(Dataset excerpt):
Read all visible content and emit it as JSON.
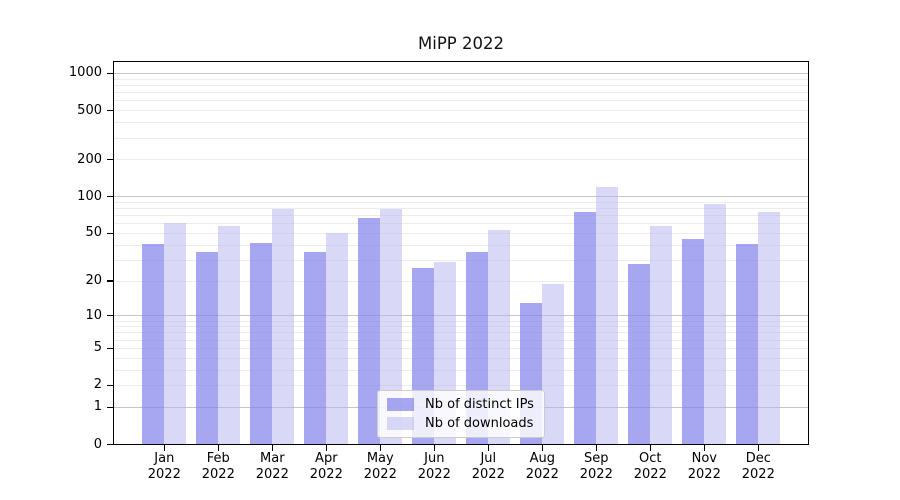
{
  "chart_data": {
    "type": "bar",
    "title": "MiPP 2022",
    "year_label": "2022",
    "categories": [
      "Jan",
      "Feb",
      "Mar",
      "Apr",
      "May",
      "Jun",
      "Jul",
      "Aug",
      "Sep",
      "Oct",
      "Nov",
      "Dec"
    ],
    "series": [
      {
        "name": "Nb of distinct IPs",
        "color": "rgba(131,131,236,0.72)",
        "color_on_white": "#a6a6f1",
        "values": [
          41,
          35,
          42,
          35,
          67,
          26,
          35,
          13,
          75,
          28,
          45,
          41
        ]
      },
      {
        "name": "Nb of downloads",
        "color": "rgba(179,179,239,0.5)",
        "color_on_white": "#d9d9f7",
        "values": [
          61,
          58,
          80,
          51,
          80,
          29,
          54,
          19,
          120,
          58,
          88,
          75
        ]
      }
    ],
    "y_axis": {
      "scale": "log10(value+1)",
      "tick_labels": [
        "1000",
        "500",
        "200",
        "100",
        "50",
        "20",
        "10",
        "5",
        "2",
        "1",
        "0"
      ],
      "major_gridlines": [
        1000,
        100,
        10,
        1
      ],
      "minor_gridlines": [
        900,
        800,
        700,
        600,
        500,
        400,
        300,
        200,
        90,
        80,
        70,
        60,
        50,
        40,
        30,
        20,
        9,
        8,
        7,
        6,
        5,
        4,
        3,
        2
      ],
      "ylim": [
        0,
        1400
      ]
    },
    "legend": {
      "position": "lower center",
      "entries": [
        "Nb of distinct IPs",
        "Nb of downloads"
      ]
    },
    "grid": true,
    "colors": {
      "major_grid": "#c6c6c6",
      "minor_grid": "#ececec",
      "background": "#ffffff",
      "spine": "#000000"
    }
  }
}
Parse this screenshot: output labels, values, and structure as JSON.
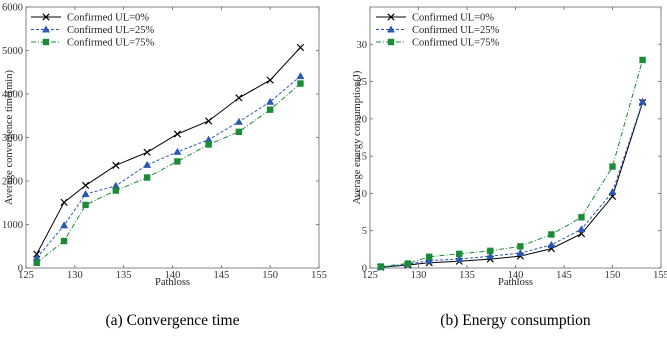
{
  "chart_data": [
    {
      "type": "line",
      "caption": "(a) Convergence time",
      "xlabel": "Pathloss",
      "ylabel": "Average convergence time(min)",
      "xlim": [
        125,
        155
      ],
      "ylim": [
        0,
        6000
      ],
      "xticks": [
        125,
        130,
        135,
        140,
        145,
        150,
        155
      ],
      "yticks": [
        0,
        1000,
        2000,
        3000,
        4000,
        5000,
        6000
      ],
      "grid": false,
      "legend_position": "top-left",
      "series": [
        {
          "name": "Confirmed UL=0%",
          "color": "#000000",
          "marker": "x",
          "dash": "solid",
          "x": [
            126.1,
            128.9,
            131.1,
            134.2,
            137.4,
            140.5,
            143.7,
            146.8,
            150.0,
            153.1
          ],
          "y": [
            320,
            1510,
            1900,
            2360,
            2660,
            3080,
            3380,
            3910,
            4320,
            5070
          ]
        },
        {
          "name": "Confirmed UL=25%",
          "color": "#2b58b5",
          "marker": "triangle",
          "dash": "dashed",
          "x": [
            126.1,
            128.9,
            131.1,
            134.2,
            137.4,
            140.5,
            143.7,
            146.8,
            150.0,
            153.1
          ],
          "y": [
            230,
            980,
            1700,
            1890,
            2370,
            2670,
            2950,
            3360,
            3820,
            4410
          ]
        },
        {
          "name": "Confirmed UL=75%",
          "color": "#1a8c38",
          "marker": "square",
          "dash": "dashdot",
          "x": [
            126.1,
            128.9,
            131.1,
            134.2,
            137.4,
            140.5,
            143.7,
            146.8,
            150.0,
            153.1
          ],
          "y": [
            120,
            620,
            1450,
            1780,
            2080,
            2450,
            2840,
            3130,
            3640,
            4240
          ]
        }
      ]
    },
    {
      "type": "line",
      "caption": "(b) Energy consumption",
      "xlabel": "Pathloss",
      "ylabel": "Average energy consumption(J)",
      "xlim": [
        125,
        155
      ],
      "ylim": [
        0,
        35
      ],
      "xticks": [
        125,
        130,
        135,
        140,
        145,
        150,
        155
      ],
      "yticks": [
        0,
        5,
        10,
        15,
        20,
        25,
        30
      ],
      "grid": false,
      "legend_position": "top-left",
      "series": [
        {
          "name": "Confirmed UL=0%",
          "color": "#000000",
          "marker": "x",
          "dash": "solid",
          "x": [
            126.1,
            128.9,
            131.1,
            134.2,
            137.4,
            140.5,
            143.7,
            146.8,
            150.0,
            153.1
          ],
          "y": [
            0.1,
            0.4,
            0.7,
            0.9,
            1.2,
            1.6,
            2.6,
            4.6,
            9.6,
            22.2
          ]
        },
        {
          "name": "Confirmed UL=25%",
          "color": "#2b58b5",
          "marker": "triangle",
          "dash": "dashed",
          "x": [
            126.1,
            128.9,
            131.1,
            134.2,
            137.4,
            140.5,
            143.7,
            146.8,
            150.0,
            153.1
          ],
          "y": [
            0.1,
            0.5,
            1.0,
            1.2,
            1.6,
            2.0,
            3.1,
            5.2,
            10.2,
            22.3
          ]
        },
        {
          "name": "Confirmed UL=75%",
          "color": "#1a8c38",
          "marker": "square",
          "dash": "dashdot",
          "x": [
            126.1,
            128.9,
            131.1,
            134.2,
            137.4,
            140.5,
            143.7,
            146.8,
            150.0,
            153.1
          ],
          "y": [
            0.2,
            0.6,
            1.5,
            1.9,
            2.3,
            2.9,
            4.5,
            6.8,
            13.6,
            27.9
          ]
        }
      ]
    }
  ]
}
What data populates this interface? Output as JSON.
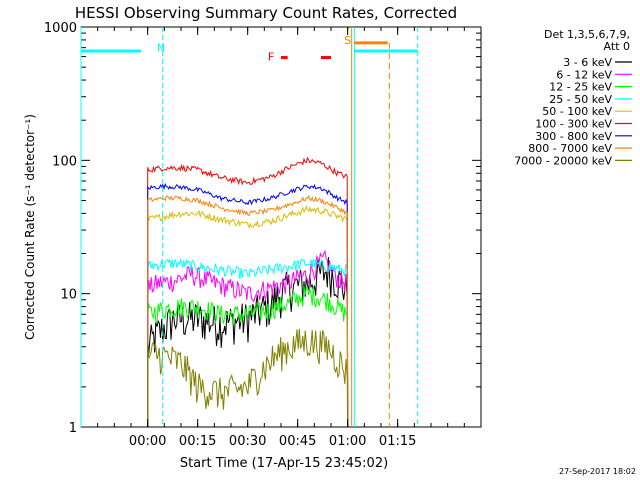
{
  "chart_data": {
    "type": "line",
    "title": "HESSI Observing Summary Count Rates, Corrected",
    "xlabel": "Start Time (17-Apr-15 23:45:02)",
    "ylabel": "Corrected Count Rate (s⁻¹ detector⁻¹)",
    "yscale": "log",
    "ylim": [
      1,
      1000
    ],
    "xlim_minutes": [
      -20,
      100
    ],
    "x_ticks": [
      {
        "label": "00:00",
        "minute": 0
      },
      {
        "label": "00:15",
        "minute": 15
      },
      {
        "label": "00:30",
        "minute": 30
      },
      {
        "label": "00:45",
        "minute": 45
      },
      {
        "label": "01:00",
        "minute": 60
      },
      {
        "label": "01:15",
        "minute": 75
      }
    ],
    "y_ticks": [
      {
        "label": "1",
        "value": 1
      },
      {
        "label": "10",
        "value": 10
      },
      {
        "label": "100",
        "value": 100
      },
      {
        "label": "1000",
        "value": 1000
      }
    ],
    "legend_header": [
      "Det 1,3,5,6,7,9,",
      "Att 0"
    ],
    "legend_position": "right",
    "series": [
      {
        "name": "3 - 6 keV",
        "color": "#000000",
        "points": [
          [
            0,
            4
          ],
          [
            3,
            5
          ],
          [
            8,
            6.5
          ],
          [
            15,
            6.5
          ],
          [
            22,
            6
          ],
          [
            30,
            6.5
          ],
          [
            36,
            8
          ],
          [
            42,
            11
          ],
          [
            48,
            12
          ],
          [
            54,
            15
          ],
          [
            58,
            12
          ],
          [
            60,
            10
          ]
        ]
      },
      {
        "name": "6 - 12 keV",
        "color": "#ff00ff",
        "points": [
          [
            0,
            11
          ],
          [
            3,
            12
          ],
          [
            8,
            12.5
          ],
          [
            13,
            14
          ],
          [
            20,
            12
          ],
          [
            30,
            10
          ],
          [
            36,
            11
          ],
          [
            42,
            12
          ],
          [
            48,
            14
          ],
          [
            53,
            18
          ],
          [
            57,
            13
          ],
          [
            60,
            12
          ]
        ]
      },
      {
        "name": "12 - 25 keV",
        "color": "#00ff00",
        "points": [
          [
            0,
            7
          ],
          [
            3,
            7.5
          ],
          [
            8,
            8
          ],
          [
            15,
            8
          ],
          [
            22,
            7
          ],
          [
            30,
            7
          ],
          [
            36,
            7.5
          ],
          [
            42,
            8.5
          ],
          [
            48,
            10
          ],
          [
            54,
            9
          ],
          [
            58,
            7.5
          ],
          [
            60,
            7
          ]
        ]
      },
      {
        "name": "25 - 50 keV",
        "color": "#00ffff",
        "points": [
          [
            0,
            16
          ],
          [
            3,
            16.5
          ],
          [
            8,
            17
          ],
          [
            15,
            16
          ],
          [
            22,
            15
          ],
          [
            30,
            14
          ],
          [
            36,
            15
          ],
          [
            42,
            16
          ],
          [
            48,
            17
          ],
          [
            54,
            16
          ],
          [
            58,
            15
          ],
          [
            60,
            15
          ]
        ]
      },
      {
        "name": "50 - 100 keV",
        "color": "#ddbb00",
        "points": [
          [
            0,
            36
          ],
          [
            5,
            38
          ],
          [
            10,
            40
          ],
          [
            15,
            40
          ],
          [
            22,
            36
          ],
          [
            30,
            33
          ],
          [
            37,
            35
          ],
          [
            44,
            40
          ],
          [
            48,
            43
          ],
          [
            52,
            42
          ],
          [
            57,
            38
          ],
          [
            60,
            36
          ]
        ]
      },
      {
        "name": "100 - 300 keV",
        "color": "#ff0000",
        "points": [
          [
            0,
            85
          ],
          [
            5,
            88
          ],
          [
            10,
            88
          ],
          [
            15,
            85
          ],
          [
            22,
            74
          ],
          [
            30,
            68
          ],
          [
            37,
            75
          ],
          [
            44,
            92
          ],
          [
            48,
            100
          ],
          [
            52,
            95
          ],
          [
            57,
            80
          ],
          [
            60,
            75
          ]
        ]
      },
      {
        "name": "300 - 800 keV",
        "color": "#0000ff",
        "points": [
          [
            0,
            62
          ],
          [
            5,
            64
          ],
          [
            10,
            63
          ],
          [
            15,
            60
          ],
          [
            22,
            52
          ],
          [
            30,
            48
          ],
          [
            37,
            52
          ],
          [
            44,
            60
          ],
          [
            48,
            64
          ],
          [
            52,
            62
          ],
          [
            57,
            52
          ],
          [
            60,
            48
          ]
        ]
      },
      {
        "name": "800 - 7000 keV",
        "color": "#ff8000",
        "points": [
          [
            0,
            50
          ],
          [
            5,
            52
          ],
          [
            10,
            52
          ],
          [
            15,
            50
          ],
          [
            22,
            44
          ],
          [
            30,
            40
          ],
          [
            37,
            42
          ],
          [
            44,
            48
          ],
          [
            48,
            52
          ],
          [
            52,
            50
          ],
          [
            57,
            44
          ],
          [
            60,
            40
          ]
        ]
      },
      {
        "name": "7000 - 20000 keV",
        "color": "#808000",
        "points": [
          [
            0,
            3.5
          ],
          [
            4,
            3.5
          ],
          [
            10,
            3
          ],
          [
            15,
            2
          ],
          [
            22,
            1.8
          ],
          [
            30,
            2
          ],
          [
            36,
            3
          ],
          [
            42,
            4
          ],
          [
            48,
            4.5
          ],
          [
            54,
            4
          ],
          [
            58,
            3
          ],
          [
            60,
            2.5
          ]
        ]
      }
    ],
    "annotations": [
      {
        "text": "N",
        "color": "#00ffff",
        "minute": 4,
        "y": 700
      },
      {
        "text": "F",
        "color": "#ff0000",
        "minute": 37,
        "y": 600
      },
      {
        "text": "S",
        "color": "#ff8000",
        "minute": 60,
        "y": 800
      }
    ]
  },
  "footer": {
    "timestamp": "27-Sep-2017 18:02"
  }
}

(Problem description): Find the word "rgba" in the entries above and gather every line that holds it.

(Solution to this problem):
        "color": "rgba(131,131,236,0.72)",
        "color": "rgba(179,179,239,0.5)",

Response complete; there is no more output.